[Work instructions]:
Find each line with the string "items" and report it.

[The records]:
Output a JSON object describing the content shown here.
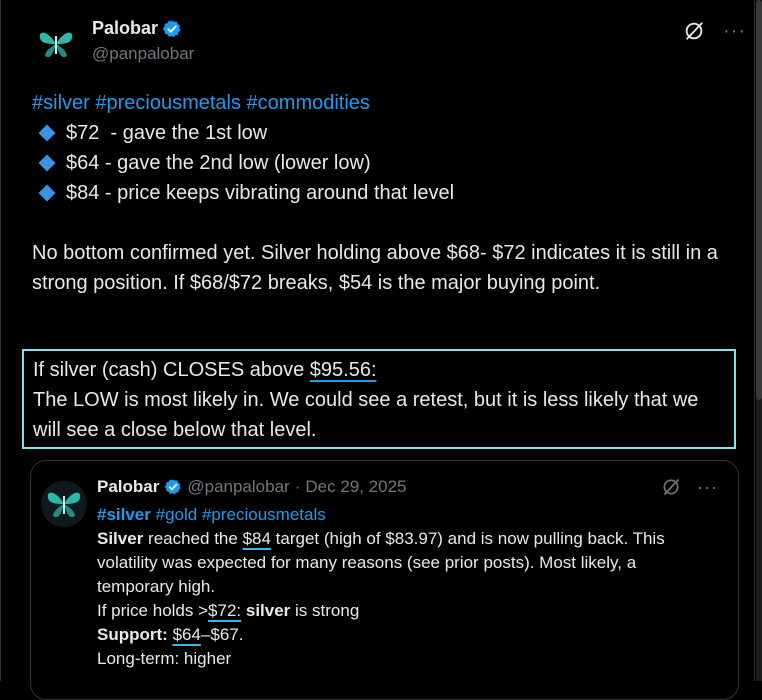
{
  "author": {
    "display_name": "Palobar",
    "handle": "@panpalobar",
    "verified": true
  },
  "tweet": {
    "hashtags": [
      "#silver",
      "#preciousmetals",
      "#commodities"
    ],
    "bullets": [
      "$72  - gave the 1st low",
      "$64 - gave the 2nd low (lower low)",
      "$84 - price keeps vibrating around that level"
    ],
    "paragraph": "No bottom confirmed yet. Silver holding above $68- $72 indicates it is still in a strong position. If $68/$72 breaks, $54 is the major buying point.",
    "highlight": {
      "prefix": "If silver (cash) CLOSES above ",
      "price": "$95.56:",
      "rest": "The LOW is most likely in. We could see a retest, but it is less likely that we will see a close below that level."
    }
  },
  "quoted_tweet": {
    "display_name": "Palobar",
    "handle": "@panpalobar",
    "separator": "·",
    "date": "Dec 29, 2025",
    "hashtags": [
      "#silver",
      "#gold",
      "#preciousmetals"
    ],
    "line1": {
      "bold_word": "Silver",
      "text_a": " reached the ",
      "price": "$84",
      "text_b": " target (high of $83.97) and is now pulling back. This volatility was expected for many reasons (see prior posts). Most likely, a temporary high."
    },
    "line2": {
      "text_a": "If price holds >",
      "price": "$72:",
      "text_b": " ",
      "bold_word": "silver",
      "text_c": " is strong"
    },
    "line3": {
      "bold_label": "Support:",
      "space": " ",
      "price": "$64",
      "rest": "–$67."
    },
    "line4": "Long-term: higher"
  },
  "icons": {
    "verified": "verified-badge-icon",
    "grok": "grok-icon",
    "more": "more-options-icon"
  },
  "colors": {
    "accent": "#1d9bf0",
    "highlight_border": "#7fe3ea",
    "bullet_diamond": "#3b93e6",
    "background": "#000000",
    "text": "#e7e9ea",
    "muted": "#71767b"
  }
}
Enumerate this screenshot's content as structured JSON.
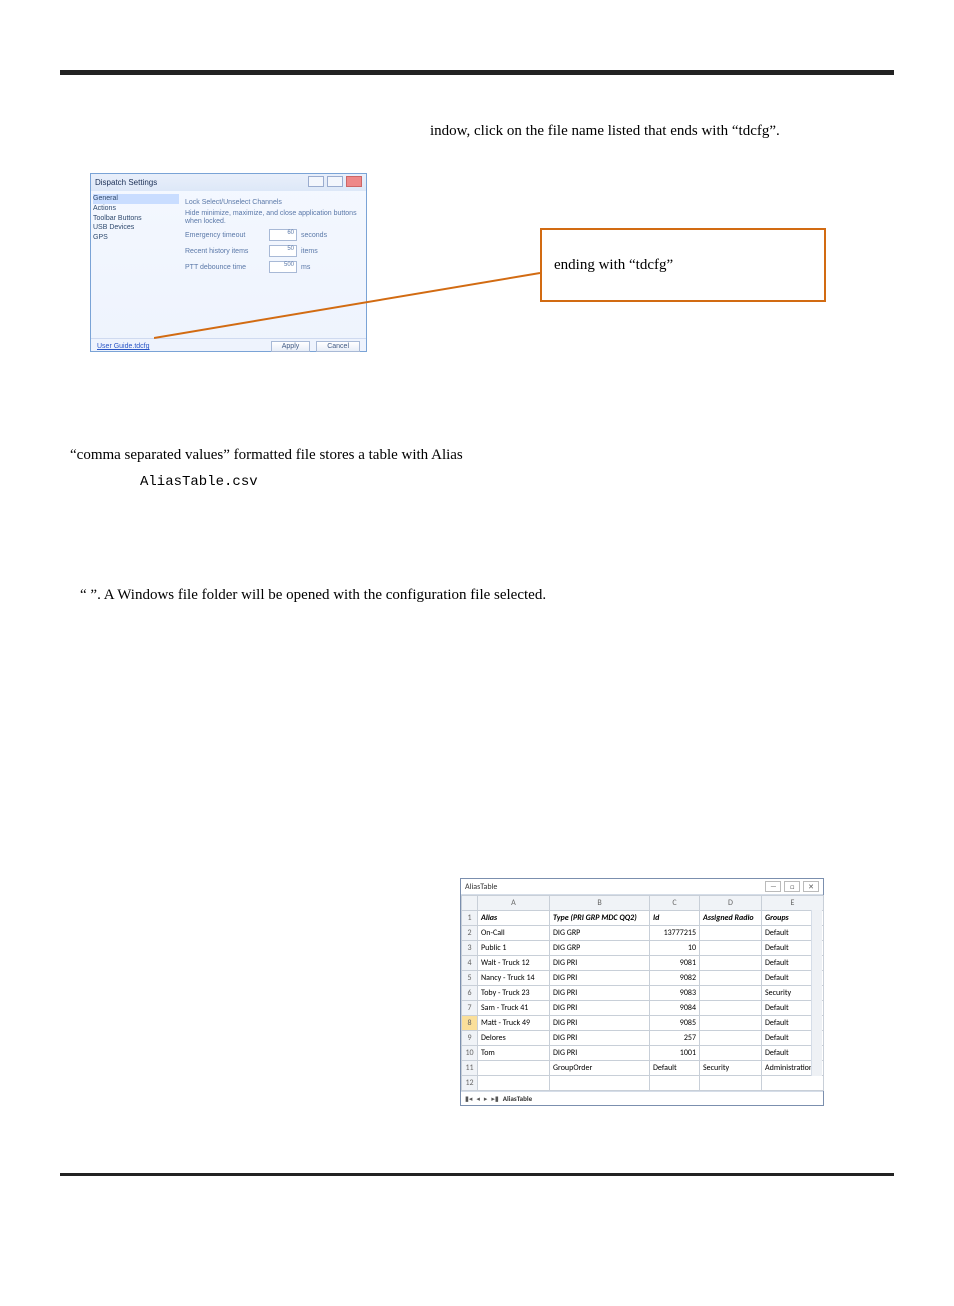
{
  "topRightText": "indow, click on the file name listed that ends with “tdcfg”.",
  "dispatch": {
    "title": "Dispatch Settings",
    "tree": {
      "items": [
        "General",
        "Actions",
        "Toolbar Buttons",
        "USB Devices",
        "GPS"
      ],
      "selectedIndex": 0
    },
    "checks": {
      "lockSelect": "Lock Select/Unselect Channels",
      "hideMin": "Hide minimize, maximize, and close application buttons when locked."
    },
    "rows": {
      "r1": {
        "label": "Emergency timeout",
        "value": "60",
        "unit": "seconds"
      },
      "r2": {
        "label": "Recent history items",
        "value": "50",
        "unit": "items"
      },
      "r3": {
        "label": "PTT debounce time",
        "value": "500",
        "unit": "ms"
      }
    },
    "link": "User Guide.tdcfg",
    "apply": "Apply",
    "cancel": "Cancel"
  },
  "callout": "ending with “tdcfg”",
  "csvPara": "“comma separated values” formatted file stores a table with Alias",
  "csvFile": "AliasTable.csv",
  "folderPara": "“    ”.  A Windows file folder will be opened with the configuration file selected.",
  "aliasWindow": {
    "title": "AliasTable",
    "columns": [
      "",
      "A",
      "B",
      "C",
      "D",
      "E"
    ],
    "headerRow": [
      "1",
      "Alias",
      "Type (PRI GRP MDC QQ2)",
      "Id",
      "Assigned Radio",
      "Groups"
    ],
    "sheetTab": "AliasTable"
  },
  "chart_data": {
    "type": "table",
    "title": "AliasTable",
    "columns": [
      "Alias",
      "Type (PRI GRP MDC QQ2)",
      "Id",
      "Assigned Radio",
      "Groups"
    ],
    "rows": [
      {
        "n": "2",
        "Alias": "On-Call",
        "Type": "DIG GRP",
        "Id": "13777215",
        "Assigned": "",
        "Groups": "Default"
      },
      {
        "n": "3",
        "Alias": "Public 1",
        "Type": "DIG GRP",
        "Id": "10",
        "Assigned": "",
        "Groups": "Default"
      },
      {
        "n": "4",
        "Alias": "Walt - Truck 12",
        "Type": "DIG PRI",
        "Id": "9081",
        "Assigned": "",
        "Groups": "Default"
      },
      {
        "n": "5",
        "Alias": "Nancy - Truck 14",
        "Type": "DIG PRI",
        "Id": "9082",
        "Assigned": "",
        "Groups": "Default"
      },
      {
        "n": "6",
        "Alias": "Toby - Truck 23",
        "Type": "DIG PRI",
        "Id": "9083",
        "Assigned": "",
        "Groups": "Security"
      },
      {
        "n": "7",
        "Alias": "Sam - Truck 41",
        "Type": "DIG PRI",
        "Id": "9084",
        "Assigned": "",
        "Groups": "Default"
      },
      {
        "n": "8",
        "Alias": "Matt - Truck 49",
        "Type": "DIG PRI",
        "Id": "9085",
        "Assigned": "",
        "Groups": "Default"
      },
      {
        "n": "9",
        "Alias": "Delores",
        "Type": "DIG PRI",
        "Id": "257",
        "Assigned": "",
        "Groups": "Default"
      },
      {
        "n": "10",
        "Alias": "Tom",
        "Type": "DIG PRI",
        "Id": "1001",
        "Assigned": "",
        "Groups": "Default"
      },
      {
        "n": "11",
        "Alias": "",
        "Type": "GroupOrder",
        "Id": "Default",
        "Assigned": "Security",
        "Groups": "Administration"
      },
      {
        "n": "12",
        "Alias": "",
        "Type": "",
        "Id": "",
        "Assigned": "",
        "Groups": ""
      }
    ]
  }
}
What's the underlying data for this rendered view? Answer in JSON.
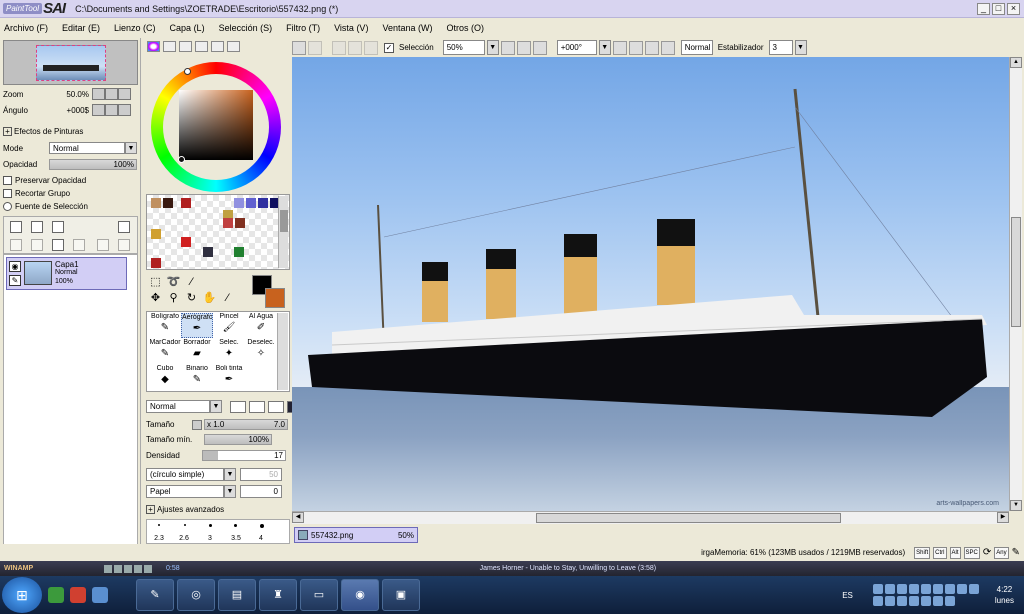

[Answer]:
      "items": [
        "label": "Recent history items",
        "unit": "items"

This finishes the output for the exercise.